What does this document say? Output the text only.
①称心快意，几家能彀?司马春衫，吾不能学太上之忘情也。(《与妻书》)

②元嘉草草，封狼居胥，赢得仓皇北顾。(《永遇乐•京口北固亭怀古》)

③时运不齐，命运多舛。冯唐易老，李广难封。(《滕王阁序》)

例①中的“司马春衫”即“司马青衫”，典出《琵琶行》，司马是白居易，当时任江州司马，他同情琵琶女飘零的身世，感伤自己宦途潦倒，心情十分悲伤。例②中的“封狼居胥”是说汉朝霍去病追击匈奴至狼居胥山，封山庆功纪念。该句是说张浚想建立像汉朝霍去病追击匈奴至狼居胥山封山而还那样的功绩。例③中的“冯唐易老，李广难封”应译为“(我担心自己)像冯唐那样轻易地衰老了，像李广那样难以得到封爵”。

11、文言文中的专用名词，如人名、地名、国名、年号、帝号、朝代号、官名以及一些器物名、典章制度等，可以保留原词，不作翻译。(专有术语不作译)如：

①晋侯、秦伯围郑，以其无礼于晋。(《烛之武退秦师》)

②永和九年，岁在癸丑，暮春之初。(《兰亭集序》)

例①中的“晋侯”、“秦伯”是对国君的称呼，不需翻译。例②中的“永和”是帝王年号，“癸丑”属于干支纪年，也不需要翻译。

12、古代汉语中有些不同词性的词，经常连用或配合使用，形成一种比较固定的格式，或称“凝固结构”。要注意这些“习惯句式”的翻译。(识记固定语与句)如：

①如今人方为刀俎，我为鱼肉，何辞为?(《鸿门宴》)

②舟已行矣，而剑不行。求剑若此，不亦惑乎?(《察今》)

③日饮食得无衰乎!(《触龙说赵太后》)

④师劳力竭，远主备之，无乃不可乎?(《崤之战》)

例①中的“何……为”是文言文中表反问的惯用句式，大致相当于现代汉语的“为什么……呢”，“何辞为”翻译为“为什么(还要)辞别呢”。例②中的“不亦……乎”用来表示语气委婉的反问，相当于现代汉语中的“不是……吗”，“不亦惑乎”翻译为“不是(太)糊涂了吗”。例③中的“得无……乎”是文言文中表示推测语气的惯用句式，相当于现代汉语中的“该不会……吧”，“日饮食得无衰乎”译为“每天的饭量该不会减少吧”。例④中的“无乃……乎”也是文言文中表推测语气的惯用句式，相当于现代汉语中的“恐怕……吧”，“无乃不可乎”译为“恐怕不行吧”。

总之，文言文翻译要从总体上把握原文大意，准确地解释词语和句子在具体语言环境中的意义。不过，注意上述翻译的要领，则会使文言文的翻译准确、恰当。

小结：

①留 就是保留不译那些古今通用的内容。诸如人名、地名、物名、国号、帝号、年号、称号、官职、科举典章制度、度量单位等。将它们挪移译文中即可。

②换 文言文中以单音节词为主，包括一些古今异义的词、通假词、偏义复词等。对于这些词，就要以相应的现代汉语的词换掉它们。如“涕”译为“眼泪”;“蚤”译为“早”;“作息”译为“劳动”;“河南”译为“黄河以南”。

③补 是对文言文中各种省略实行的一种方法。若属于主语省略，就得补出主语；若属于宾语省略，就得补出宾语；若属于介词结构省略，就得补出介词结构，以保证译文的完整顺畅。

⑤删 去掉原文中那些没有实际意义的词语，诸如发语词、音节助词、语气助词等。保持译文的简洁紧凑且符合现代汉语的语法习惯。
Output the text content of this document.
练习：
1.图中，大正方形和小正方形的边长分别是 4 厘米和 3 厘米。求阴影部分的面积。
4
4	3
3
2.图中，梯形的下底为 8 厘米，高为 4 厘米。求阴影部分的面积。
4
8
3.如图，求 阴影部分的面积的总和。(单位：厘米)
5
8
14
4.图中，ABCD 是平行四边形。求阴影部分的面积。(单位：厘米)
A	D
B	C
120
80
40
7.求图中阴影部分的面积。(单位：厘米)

> _Your task_
Each line above must be printed exactly as it appears.

> _Response to this task_
What does this document say? Output the text only.
①称心快意，几家能彀?司马春衫，吾不能学太上之忘情也。(《与妻书》)

②元嘉草草，封狼居胥，赢得仓皇北顾。(《永遇乐•京口北固亭怀古》)

③时运不齐，命运多舛。冯唐易老，李广难封。(《滕王阁序》)

例①中的“司马春衫”即“司马青衫”，典出《琵琶行》，司马是白居易，当时任江州司马，他同情琵琶女飘零的身世，感伤自己宦途潦倒，心情十分悲伤。例②中的“封狼居胥”是说汉朝霍去病追击匈奴至狼居胥山，封山庆功纪念。该句是说张浚想建立像汉朝霍去病追击匈奴至狼居胥山封山而还那样的功绩。例③中的“冯唐易老，李广难封”应译为“(我担心自己)像冯唐那样轻易地衰老了，像李广那样难以得到封爵”。

11、文言文中的专用名词，如人名、地名、国名、年号、帝号、朝代号、官名以及一些器物名、典章制度等，可以保留原词，不作翻译。(专有术语不作译)如：

①晋侯、秦伯围郑，以其无礼于晋。(《烛之武退秦师》)

②永和九年，岁在癸丑，暮春之初。(《兰亭集序》)

例①中的“晋侯”、“秦伯”是对国君的称呼，不需翻译。例②中的“永和”是帝王年号，“癸丑”属于干支纪年，也不需要翻译。

12、古代汉语中有些不同词性的词，经常连用或配合使用，形成一种比较固定的格式，或称“凝固结构”。要注意这些“习惯句式”的翻译。(识记固定语与句)如：

①如今人方为刀俎，我为鱼肉，何辞为?(《鸿门宴》)

②舟已行矣，而剑不行。求剑若此，不亦惑乎?(《察今》)

③日饮食得无衰乎!(《触龙说赵太后》)

④师劳力竭，远主备之，无乃不可乎?(《崤之战》)

例①中的“何……为”是文言文中表反问的惯用句式，大致相当于现代汉语的“为什么……呢”，“何辞为”翻译为“为什么(还要)辞别呢”。例②中的“不亦……乎”用来表示语气委婉的反问，相当于现代汉语中的“不是……吗”，“不亦惑乎”翻译为“不是(太)糊涂了吗”。例③中的“得无……乎”是文言文中表示推测语气的惯用句式，相当于现代汉语中的“该不会……吧”，“日饮食得无衰乎”译为“每天的饭量该不会减少吧”。例④中的“无乃……乎”也是文言文中表推测语气的惯用句式，相当于现代汉语中的“恐怕……吧”，“无乃不可乎”译为“恐怕不行吧”。

总之，文言文翻译要从总体上把握原文大意，准确地解释词语和句子在具体语言环境中的意义。不过，注意上述翻译的要领，则会使文言文的翻译准确、恰当。

小结：

①留 就是保留不译那些古今通用的内容。诸如人名、地名、物名、国号、帝号、年号、称号、官职、科举典章制度、度量单位等。将它们挪移译文中即可。

②换 文言文中以单音节词为主，包括一些古今异义的词、通假词、偏义复词等。对于这些词，就要以相应的现代汉语的词换掉它们。如“涕”译为“眼泪”;“蚤”译为“早”;“作息”译为“劳动”;“河南”译为“黄河以南”。

③补 是对文言文中各种省略实行的一种方法。若属于主语省略，就得补出主语；若属于宾语省略，就得补出宾语；若属于介词结构省略，就得补出介词结构，以保证译文的完整顺畅。

⑤删 去掉原文中那些没有实际意义的词语，诸如发语词、音节助词、语气助词等。保持译文的简洁紧凑且符合现代汉语的语法习惯。
Output the text content of this document.
练习：
1.图中，大正方形和小正方形的边长分别是 4 厘米和 3 厘米。求阴影部分的面积。
4
4	3
3
2.图中，梯形的下底为 8 厘米，高为 4 厘米。求阴影部分的面积。
4
8
3.如图，求 阴影部分的面积的总和。(单位：厘米)
5
8
14
4.图中，ABCD 是平行四边形。求阴影部分的面积。(单位：厘米)
A	D
B	C
120
80
40
7.求图中阴影部分的面积。(单位：厘米)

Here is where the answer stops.